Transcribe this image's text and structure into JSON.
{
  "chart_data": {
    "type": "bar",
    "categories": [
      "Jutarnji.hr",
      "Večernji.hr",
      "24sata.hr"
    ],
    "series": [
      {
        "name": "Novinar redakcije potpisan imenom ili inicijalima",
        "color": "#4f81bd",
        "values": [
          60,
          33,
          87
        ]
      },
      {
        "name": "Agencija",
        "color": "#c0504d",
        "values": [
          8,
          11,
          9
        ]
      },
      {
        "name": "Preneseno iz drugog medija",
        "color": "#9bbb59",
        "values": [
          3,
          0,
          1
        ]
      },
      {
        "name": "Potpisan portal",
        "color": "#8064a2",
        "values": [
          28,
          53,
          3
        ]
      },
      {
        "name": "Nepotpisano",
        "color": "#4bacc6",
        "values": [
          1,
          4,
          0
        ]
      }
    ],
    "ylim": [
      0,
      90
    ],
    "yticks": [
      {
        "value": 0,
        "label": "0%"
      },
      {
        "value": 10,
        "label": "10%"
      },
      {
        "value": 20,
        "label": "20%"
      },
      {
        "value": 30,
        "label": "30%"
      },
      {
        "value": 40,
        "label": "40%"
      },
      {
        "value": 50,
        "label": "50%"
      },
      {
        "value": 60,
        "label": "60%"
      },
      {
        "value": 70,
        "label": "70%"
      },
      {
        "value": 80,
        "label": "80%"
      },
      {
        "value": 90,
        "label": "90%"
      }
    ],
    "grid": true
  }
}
:::::
## [Job]
Extract all of the data shown above and repeat it verbatim.

## [Problem solution]
Transcribe this image's text and structure into JSON.
{
  "chart_data": {
    "type": "bar",
    "categories": [
      "Jutarnji.hr",
      "Večernji.hr",
      "24sata.hr"
    ],
    "series": [
      {
        "name": "Novinar redakcije potpisan imenom ili inicijalima",
        "color": "#4f81bd",
        "values": [
          60,
          33,
          87
        ]
      },
      {
        "name": "Agencija",
        "color": "#c0504d",
        "values": [
          8,
          11,
          9
        ]
      },
      {
        "name": "Preneseno iz drugog medija",
        "color": "#9bbb59",
        "values": [
          3,
          0,
          1
        ]
      },
      {
        "name": "Potpisan portal",
        "color": "#8064a2",
        "values": [
          28,
          53,
          3
        ]
      },
      {
        "name": "Nepotpisano",
        "color": "#4bacc6",
        "values": [
          1,
          4,
          0
        ]
      }
    ],
    "ylim": [
      0,
      90
    ],
    "yticks": [
      {
        "value": 0,
        "label": "0%"
      },
      {
        "value": 10,
        "label": "10%"
      },
      {
        "value": 20,
        "label": "20%"
      },
      {
        "value": 30,
        "label": "30%"
      },
      {
        "value": 40,
        "label": "40%"
      },
      {
        "value": 50,
        "label": "50%"
      },
      {
        "value": 60,
        "label": "60%"
      },
      {
        "value": 70,
        "label": "70%"
      },
      {
        "value": 80,
        "label": "80%"
      },
      {
        "value": 90,
        "label": "90%"
      }
    ],
    "grid": true
  }
}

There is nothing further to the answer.